_EXERCISE REQUIREMENTS_
Please copy the records below word for word, beginning with their first line and continuing through the line that contains "chart-panel: 0 500", including that line.
#### DATA ROWS
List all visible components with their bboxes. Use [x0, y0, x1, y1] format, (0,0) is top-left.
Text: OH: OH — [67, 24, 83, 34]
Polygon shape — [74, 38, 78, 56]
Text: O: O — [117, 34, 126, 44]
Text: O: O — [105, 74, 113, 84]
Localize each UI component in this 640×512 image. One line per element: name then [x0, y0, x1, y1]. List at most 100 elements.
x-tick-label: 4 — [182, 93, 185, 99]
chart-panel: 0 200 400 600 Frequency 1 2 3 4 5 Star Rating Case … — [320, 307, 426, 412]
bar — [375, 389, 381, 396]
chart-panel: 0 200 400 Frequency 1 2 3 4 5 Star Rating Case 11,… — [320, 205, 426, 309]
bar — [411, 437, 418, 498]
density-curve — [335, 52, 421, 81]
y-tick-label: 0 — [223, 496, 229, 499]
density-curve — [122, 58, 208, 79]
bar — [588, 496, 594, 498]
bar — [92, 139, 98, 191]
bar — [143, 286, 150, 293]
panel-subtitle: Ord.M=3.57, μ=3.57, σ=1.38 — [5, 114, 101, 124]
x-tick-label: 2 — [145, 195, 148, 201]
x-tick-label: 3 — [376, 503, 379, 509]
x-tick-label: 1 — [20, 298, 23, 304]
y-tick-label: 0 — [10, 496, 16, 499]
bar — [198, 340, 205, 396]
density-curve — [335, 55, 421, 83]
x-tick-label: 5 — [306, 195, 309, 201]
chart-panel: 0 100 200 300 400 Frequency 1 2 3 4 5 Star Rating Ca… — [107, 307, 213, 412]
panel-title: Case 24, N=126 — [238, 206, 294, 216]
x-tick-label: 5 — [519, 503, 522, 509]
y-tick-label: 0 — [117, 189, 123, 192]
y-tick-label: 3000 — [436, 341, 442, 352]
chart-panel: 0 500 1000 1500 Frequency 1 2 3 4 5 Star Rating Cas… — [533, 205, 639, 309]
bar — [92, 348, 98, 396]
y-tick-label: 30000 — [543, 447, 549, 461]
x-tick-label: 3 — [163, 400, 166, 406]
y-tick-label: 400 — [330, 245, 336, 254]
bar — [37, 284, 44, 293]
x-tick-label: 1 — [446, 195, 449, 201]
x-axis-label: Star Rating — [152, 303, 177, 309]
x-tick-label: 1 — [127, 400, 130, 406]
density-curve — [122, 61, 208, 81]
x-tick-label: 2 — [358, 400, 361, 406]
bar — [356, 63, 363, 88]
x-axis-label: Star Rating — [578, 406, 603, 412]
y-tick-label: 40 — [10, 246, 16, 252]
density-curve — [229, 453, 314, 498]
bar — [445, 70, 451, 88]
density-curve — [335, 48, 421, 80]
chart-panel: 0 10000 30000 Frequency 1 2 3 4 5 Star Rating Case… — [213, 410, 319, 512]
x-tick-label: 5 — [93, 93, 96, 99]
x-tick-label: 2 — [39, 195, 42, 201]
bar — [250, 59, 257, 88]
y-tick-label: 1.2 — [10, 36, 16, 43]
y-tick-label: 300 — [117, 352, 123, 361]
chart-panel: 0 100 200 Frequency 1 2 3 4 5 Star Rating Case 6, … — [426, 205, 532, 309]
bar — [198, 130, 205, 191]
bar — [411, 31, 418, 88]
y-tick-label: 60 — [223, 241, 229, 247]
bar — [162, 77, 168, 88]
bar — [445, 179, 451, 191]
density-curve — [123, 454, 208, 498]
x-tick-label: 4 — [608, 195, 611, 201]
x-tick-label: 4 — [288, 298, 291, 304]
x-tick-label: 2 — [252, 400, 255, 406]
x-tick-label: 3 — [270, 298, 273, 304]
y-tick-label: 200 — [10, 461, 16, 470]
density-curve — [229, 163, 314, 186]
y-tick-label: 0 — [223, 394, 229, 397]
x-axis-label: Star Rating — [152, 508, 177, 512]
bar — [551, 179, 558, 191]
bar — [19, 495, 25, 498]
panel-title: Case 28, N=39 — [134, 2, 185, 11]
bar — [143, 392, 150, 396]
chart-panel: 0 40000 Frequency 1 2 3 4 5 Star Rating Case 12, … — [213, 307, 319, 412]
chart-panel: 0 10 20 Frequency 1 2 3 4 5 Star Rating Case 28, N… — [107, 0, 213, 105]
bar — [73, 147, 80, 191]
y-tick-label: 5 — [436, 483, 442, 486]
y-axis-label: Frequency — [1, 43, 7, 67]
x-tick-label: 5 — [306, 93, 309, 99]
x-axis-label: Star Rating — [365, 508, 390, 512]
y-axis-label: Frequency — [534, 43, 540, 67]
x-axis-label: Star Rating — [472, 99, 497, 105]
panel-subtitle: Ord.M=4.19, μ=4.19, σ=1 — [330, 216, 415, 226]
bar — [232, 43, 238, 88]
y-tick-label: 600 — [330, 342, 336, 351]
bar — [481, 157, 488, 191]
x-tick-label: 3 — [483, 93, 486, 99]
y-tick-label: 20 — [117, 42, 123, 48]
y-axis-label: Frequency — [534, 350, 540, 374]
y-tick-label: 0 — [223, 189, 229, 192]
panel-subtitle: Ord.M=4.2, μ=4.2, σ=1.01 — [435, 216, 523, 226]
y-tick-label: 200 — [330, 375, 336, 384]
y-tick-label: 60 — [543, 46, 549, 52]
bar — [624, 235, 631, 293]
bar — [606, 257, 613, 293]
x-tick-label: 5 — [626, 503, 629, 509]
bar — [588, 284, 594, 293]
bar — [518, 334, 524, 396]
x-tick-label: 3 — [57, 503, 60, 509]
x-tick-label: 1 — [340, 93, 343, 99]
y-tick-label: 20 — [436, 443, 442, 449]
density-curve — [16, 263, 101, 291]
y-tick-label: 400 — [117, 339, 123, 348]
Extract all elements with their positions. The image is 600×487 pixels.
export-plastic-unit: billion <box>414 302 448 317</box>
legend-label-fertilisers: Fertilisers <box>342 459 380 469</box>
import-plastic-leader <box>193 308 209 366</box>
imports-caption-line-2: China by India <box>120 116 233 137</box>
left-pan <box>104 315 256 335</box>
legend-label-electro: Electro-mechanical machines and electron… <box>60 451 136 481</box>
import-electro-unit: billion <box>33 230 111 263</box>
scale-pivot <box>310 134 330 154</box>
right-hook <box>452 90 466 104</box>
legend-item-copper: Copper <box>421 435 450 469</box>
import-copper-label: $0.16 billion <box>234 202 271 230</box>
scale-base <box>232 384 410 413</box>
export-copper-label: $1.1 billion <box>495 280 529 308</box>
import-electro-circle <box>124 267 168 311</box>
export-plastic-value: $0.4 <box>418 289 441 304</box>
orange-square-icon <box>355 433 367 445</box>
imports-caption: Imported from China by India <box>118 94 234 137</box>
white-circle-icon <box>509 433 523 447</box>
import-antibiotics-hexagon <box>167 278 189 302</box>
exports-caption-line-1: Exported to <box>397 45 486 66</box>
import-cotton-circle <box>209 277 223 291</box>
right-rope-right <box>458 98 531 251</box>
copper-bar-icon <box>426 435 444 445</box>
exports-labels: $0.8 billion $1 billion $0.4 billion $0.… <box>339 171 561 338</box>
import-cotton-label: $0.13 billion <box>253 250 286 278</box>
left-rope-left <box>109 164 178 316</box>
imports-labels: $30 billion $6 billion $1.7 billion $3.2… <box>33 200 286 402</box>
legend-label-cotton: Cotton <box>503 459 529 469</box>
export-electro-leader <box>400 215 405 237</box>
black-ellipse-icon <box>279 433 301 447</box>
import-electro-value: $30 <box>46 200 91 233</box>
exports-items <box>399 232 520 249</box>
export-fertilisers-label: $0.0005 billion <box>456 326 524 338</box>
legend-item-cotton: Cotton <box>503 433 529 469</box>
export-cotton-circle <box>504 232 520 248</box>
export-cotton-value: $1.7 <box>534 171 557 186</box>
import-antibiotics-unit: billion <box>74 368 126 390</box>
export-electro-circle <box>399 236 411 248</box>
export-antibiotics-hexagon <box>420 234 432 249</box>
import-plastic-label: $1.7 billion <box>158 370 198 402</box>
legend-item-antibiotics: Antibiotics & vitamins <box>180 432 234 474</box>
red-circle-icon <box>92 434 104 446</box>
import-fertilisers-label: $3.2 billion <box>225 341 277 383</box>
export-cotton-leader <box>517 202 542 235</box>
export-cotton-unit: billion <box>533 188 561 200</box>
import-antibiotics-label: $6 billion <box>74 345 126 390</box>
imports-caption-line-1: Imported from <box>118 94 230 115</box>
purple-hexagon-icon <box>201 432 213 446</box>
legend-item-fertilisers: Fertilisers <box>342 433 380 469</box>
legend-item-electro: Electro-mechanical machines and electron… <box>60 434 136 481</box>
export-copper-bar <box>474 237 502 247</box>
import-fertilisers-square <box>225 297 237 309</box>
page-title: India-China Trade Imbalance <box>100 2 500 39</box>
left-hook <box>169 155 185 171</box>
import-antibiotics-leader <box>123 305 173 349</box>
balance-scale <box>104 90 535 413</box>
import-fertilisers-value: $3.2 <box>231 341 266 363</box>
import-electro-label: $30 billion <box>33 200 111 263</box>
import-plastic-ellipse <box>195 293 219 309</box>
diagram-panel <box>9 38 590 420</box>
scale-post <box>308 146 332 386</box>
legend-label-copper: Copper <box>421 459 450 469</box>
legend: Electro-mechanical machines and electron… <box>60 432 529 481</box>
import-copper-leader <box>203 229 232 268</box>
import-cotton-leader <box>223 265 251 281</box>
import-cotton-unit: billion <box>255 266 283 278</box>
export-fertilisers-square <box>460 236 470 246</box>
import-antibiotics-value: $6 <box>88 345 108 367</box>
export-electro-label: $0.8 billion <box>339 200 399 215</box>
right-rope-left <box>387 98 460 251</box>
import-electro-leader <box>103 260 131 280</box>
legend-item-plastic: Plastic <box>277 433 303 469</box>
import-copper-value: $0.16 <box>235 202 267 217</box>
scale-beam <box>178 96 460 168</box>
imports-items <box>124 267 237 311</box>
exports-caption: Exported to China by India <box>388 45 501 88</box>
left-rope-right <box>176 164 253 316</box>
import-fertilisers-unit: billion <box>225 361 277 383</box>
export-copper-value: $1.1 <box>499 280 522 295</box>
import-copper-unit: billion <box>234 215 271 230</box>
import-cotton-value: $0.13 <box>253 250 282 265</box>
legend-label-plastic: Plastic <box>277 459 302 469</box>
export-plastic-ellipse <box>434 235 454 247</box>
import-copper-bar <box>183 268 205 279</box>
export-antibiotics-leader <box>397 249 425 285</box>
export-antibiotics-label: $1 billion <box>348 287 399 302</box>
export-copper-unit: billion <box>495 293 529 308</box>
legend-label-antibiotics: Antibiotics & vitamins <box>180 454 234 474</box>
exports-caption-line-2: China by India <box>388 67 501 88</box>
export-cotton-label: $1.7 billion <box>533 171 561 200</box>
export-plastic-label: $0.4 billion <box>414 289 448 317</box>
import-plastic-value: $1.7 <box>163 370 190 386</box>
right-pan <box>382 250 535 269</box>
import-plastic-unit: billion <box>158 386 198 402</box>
########
_WRITTEN SOLUTION_
List all visible components with their bboxes. Use [x0, y0, x1, y1] format, (0,0) is top-left.
Text: OH: OH — [67, 24, 83, 34]
Polygon shape — [74, 38, 78, 56]
Text: O: O — [117, 34, 126, 44]
Text: O: O — [105, 74, 113, 84]
Localize each UI component in this 640×512 image. One line per element: name then [x0, y0, x1, y1]. List at most 100 elements.
x-tick-label: 4 — [182, 93, 185, 99]
chart-panel: 0 200 400 600 Frequency 1 2 3 4 5 Star Rating Case … — [320, 307, 426, 412]
bar — [375, 389, 381, 396]
chart-panel: 0 200 400 Frequency 1 2 3 4 5 Star Rating Case 11,… — [320, 205, 426, 309]
bar — [411, 437, 418, 498]
density-curve — [335, 52, 421, 81]
y-tick-label: 0 — [223, 496, 229, 499]
density-curve — [122, 58, 208, 79]
bar — [588, 496, 594, 498]
bar — [92, 139, 98, 191]
bar — [143, 286, 150, 293]
panel-subtitle: Ord.M=3.57, μ=3.57, σ=1.38 — [5, 114, 101, 124]
x-tick-label: 2 — [145, 195, 148, 201]
x-tick-label: 3 — [376, 503, 379, 509]
x-tick-label: 1 — [20, 298, 23, 304]
y-tick-label: 0 — [10, 496, 16, 499]
bar — [198, 340, 205, 396]
density-curve — [335, 55, 421, 83]
x-tick-label: 5 — [306, 195, 309, 201]
chart-panel: 0 100 200 300 400 Frequency 1 2 3 4 5 Star Rating Ca… — [107, 307, 213, 412]
panel-title: Case 24, N=126 — [238, 206, 294, 216]
x-tick-label: 5 — [519, 503, 522, 509]
y-tick-label: 0 — [117, 189, 123, 192]
y-tick-label: 3000 — [436, 341, 442, 352]
chart-panel: 0 500 1000 1500 Frequency 1 2 3 4 5 Star Rating Cas… — [533, 205, 639, 309]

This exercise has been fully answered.